= TASK STATEMENT =
Gather every line that includes the word "对比选项", please.

☆ ☆ ☆ ☆ ☆

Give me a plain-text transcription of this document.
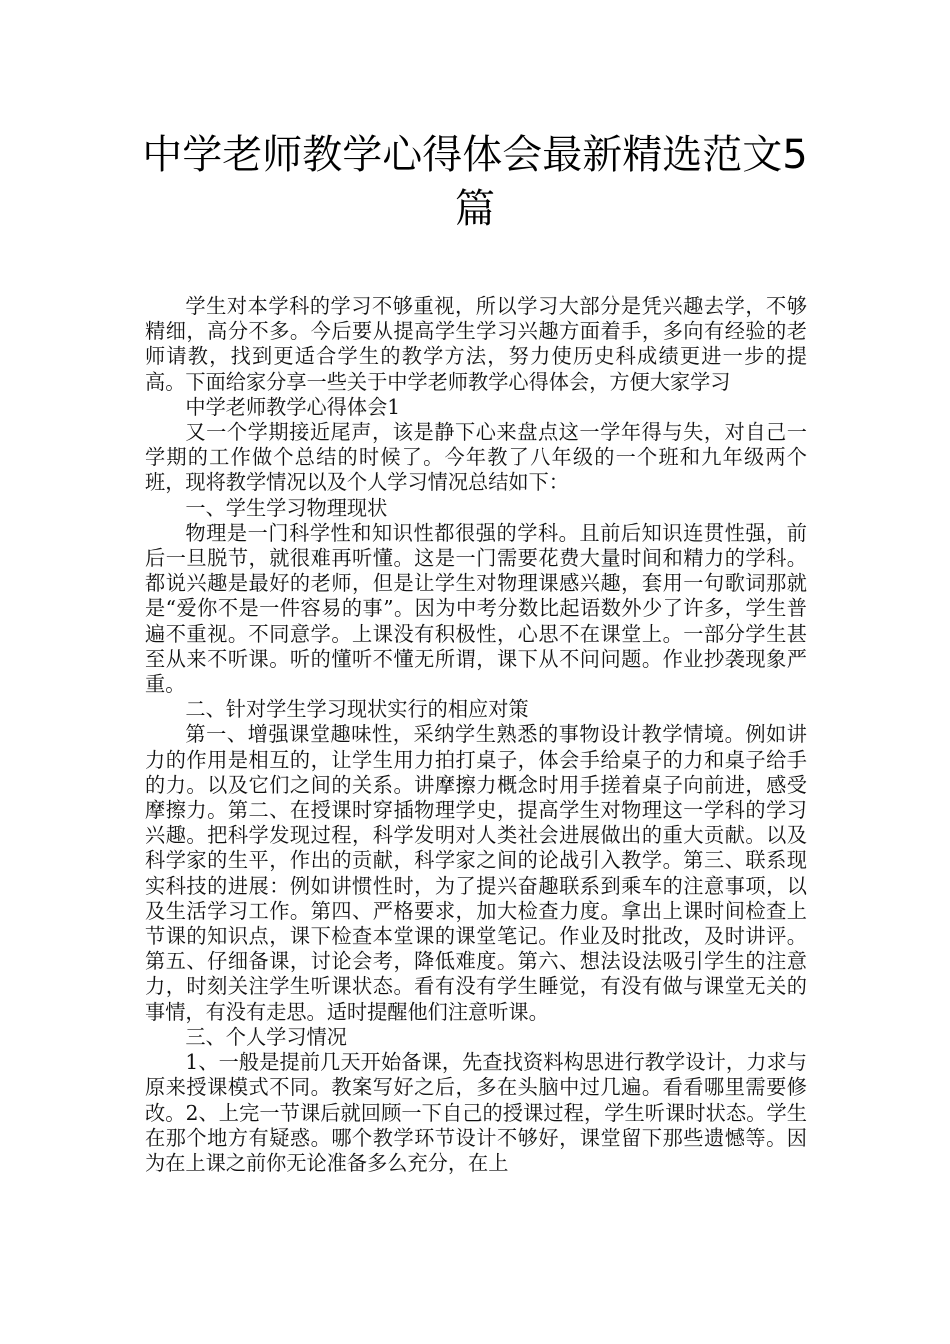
中学老师教学心得体会最新精选范文5篇

学生对本学科的学习不够重视，所以学习大部分是凭兴趣去学，不够精细，高分不多。今后要从提高学生学习兴趣方面着手，多向有经验的老师请教，找到更适合学生的教学方法，努力使历史科成绩更进一步的提高。下面给家分享一些关于中学老师教学心得体会，方便大家学习

中学老师教学心得体会1

又一个学期接近尾声，该是静下心来盘点这一学年得与失，对自己一学期的工作做个总结的时候了。今年教了八年级的一个班和九年级两个班，现将教学情况以及个人学习情况总结如下：

一、学生学习物理现状

物理是一门科学性和知识性都很强的学科。且前后知识连贯性强，前后一旦脱节，就很难再听懂。这是一门需要花费大量时间和精力的学科。都说兴趣是最好的老师，但是让学生对物理课感兴趣，套用一句歌词那就是“爱你不是一件容易的事”。因为中考分数比起语数外少了许多，学生普遍不重视。不同意学。上课没有积极性，心思不在课堂上。一部分学生甚至从来不听课。听的懂听不懂无所谓，课下从不问问题。作业抄袭现象严重。

二、针对学生学习现状实行的相应对策

第一、增强课堂趣味性，采纳学生熟悉的事物设计教学情境。例如讲力的作用是相互的，让学生用力拍打桌子，体会手给桌子的力和桌子给手的力。以及它们之间的关系。讲摩擦力概念时用手搓着桌子向前进，感受摩擦力。第二、在授课时穿插物理学史，提高学生对物理这一学科的学习兴趣。把科学发现过程，科学发明对人类社会进展做出的重大贡献。以及科学家的生平，作出的贡献，科学家之间的论战引入教学。第三、联系现实科技的进展：例如讲惯性时，为了提兴奋趣联系到乘车的注意事项，以及生活学习工作。第四、严格要求，加大检查力度。拿出上课时间检查上节课的知识点，课下检查本堂课的课堂笔记。作业及时批改，及时讲评。第五、仔细备课，讨论会考，降低难度。第六、想法设法吸引学生的注意力，时刻关注学生听课状态。看有没有学生睡觉，有没有做与课堂无关的事情，有没有走思。适时提醒他们注意听课。

三、个人学习情况

1、一般是提前几天开始备课，先查找资料构思进行教学设计，力求与原来授课模式不同。教案写好之后，多在头脑中过几遍。看看哪里需要修改。2、上完一节课后就回顾一下自己的授课过程，学生听课时状态。学生在那个地方有疑惑。哪个教学环节设计不够好，课堂留下那些遗憾等。因为在上课之前你无论准备多么充分，在上
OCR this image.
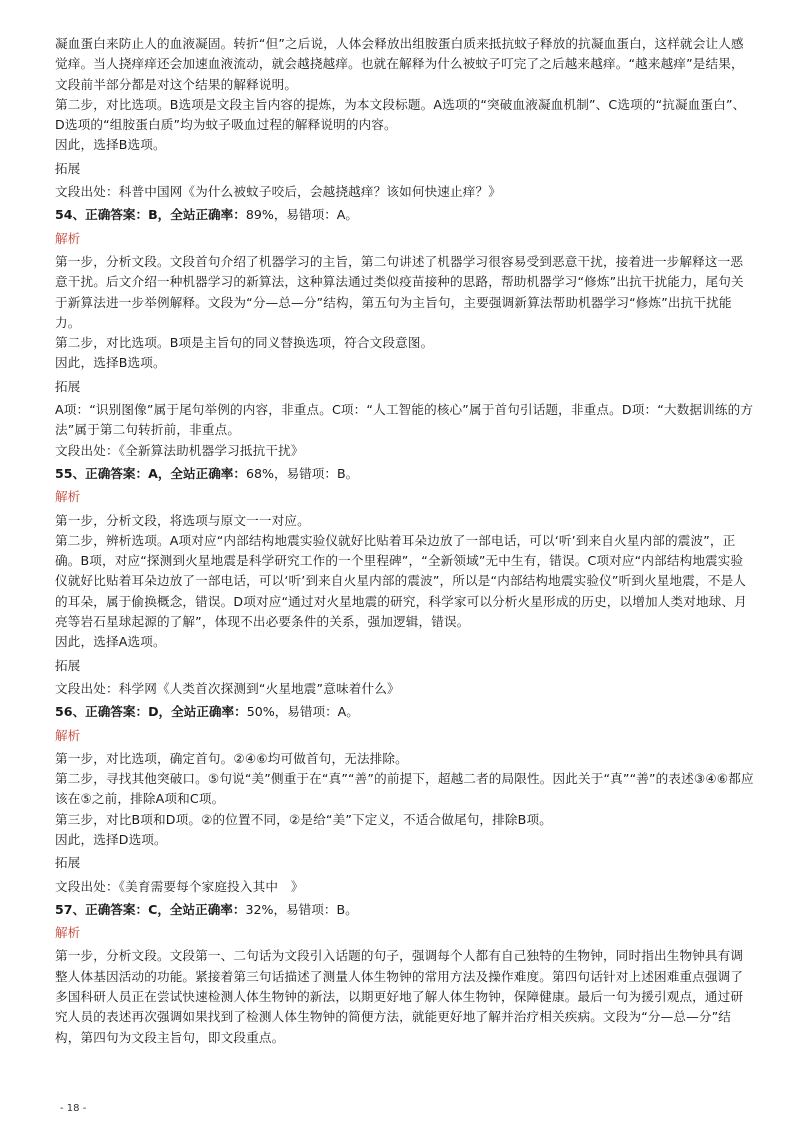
凝血蛋白来防止人的血液凝固。转折“但”之后说，人体会释放出组胺蛋白质来抵抗蚊子释放的抗凝血蛋白，这样就会让人感觉痒。当人挠痒痒还会加速血液流动，就会越挠越痒。也就在解释为什么被蚊子叮完了之后越来越痒。“越来越痒”是结果，文段前半部分都是对这个结果的解释说明。

第二步，对比选项。B选项是文段主旨内容的提炼，为本文段标题。A选项的“突破血液凝血机制”、C选项的“抗凝血蛋白”、D选项的“组胺蛋白质”均为蚊子吸血过程的解释说明的内容。

因此，选择B选项。

拓展

文段出处：科普中国网《为什么被蚊子咬后，会越挠越痒？该如何快速止痒？》

54、正确答案：B，全站正确率：89%，易错项：A。

解析

第一步，分析文段。文段首句介绍了机器学习的主旨，第二句讲述了机器学习很容易受到恶意干扰，接着进一步解释这一恶意干扰。后文介绍一种机器学习的新算法，这种算法通过类似疫苗接种的思路，帮助机器学习“修炼”出抗干扰能力，尾句关于新算法进一步举例解释。文段为“分—总—分”结构，第五句为主旨句，主要强调新算法帮助机器学习“修炼”出抗干扰能力。

第二步，对比选项。B项是主旨句的同义替换选项，符合文段意图。

因此，选择B选项。

拓展

A项：“识别图像”属于尾句举例的内容，非重点。C项：“人工智能的核心”属于首句引话题，非重点。D项：“大数据训练的方法”属于第二句转折前，非重点。

文段出处：《全新算法助机器学习抵抗干扰》

55、正确答案：A，全站正确率：68%，易错项：B。

解析

第一步，分析文段，将选项与原文一一对应。

第二步，辨析选项。A项对应“内部结构地震实验仪就好比贴着耳朵边放了一部电话，可以‘听’到来自火星内部的震波”，正确。B项，对应“探测到火星地震是科学研究工作的一个里程碑”，“全新领域”无中生有，错误。C项对应“内部结构地震实验仪就好比贴着耳朵边放了一部电话，可以‘听’到来自火星内部的震波”，所以是“内部结构地震实验仪”听到火星地震，不是人的耳朵，属于偷换概念，错误。D项对应“通过对火星地震的研究，科学家可以分析火星形成的历史，以增加人类对地球、月亮等岩石星球起源的了解”，体现不出必要条件的关系，强加逻辑，错误。

因此，选择A选项。

拓展

文段出处：科学网《人类首次探测到“火星地震”意味着什么》

56、正确答案：D，全站正确率：50%，易错项：A。

解析

第一步，对比选项，确定首句。②④⑥均可做首句，无法排除。

第二步，寻找其他突破口。⑤句说“美”侧重于在“真”“善”的前提下，超越二者的局限性。因此关于“真”“善”的表述③④⑥都应该在⑤之前，排除A项和C项。

第三步，对比B项和D项。②的位置不同，②是给“美”下定义，不适合做尾句，排除B项。

因此，选择D选项。

拓展

文段出处：《美育需要每个家庭投入其中　》

57、正确答案：C，全站正确率：32%，易错项：B。

解析

第一步，分析文段。文段第一、二句话为文段引入话题的句子，强调每个人都有自己独特的生物钟，同时指出生物钟具有调整人体基因活动的功能。紧接着第三句话描述了测量人体生物钟的常用方法及操作难度。第四句话针对上述困难重点强调了多国科研人员正在尝试快速检测人体生物钟的新法，以期更好地了解人体生物钟，保障健康。最后一句为援引观点，通过研究人员的表述再次强调如果找到了检测人体生物钟的简便方法，就能更好地了解并治疗相关疾病。文段为“分—总—分”结构，第四句为文段主旨句，即文段重点。

- 18 -
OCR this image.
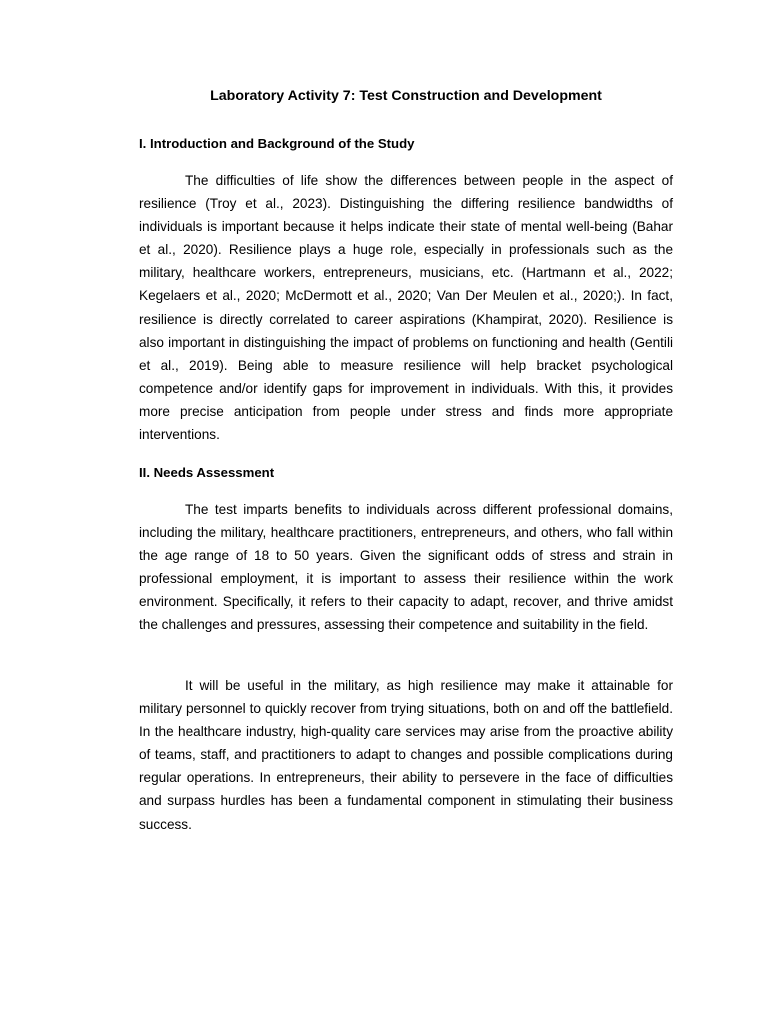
Laboratory Activity 7: Test Construction and Development
I. Introduction and Background of the Study

The difficulties of life show the differences between people in the aspect of resilience (Troy et al., 2023). Distinguishing the differing resilience bandwidths of individuals is important because it helps indicate their state of mental well-being (Bahar et al., 2020). Resilience plays a huge role, especially in professionals such as the military, healthcare workers, entrepreneurs, musicians, etc. (Hartmann et al., 2022; Kegelaers et al., 2020; McDermott et al., 2020; Van Der Meulen et al., 2020;). In fact, resilience is directly correlated to career aspirations (Khampirat, 2020). Resilience is also important in distinguishing the impact of problems on functioning and health (Gentili et al., 2019). Being able to measure resilience will help bracket psychological competence and/or identify gaps for improvement in individuals. With this, it provides more precise anticipation from people under stress and finds more appropriate interventions.

II. Needs Assessment

The test imparts benefits to individuals across different professional domains, including the military, healthcare practitioners, entrepreneurs, and others, who fall within the age range of 18 to 50 years. Given the significant odds of stress and strain in professional employment, it is important to assess their resilience within the work environment. Specifically, it refers to their capacity to adapt, recover, and thrive amidst the challenges and pressures, assessing their competence and suitability in the field.

It will be useful in the military, as high resilience may make it attainable for military personnel to quickly recover from trying situations, both on and off the battlefield. In the healthcare industry, high-quality care services may arise from the proactive ability of teams, staff, and practitioners to adapt to changes and possible complications during regular operations. In entrepreneurs, their ability to persevere in the face of difficulties and surpass hurdles has been a fundamental component in stimulating their business success.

☆ ☆ ☆ ☆ ☆

= THE RESPONSE =
第二步，对比选项。B选项是文段主旨内容的提炼，为本文段标题。A选项的“突破血液凝血机制”、C选项的“抗凝血蛋白”、D选项的“组胺蛋白质”均为蚊子吸血过程的解释说明的内容。
第二步，对比选项。B项是主旨句的同义替换选项，符合文段意图。
第一步，对比选项，确定首句。②④⑥均可做首句，无法排除。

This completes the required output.